## Work required
Each line containing the word "national" should be found and copied.

## Dataset entries
· · · ·

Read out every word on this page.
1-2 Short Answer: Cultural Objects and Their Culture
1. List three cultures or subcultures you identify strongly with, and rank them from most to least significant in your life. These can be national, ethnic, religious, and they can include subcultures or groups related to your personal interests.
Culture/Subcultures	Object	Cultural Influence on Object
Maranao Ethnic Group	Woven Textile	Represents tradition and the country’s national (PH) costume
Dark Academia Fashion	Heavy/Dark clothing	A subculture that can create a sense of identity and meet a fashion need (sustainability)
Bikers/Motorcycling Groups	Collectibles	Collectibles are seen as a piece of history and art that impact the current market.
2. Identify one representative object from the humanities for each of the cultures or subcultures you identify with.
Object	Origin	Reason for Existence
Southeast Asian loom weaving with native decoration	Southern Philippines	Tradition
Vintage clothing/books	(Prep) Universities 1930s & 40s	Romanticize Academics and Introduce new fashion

· · · ·

## Output of the exercise
1. List three cultures or subcultures you identify strongly with, and rank them from most to least significant in your life. These can be national, ethnic, religious, and they can include subcultures or groups related to your personal interests.
Maranao Ethnic Group	Woven Textile	Represents tradition and the country’s national (PH) costume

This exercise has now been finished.